§ **Aim of the task**:
Count the lines in the listing below that contain the string "window", matching case exactly. Reply with the number only.

§ **Listing**:
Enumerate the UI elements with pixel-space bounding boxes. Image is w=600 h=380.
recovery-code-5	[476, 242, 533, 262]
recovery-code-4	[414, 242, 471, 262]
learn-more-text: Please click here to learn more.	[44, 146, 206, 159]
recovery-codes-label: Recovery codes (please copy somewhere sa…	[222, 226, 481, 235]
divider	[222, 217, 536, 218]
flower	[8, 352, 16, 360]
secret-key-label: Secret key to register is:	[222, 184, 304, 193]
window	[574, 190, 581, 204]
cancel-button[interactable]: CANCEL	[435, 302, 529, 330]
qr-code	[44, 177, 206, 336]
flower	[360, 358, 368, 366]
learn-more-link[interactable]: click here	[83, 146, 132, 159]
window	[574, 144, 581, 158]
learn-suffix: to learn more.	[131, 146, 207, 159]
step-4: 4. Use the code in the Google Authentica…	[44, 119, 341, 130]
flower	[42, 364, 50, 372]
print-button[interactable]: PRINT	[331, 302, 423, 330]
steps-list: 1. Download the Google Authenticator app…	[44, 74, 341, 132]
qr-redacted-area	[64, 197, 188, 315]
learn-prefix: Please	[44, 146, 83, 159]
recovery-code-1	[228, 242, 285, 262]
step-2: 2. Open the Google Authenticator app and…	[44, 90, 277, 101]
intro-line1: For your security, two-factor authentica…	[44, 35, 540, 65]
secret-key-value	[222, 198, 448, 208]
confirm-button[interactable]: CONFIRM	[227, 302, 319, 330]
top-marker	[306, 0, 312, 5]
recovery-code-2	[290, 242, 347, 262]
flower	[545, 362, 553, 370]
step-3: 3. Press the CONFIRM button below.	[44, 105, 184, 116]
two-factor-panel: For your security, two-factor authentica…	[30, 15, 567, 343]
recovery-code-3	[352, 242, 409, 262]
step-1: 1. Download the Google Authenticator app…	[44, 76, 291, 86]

§ **Full response**:
2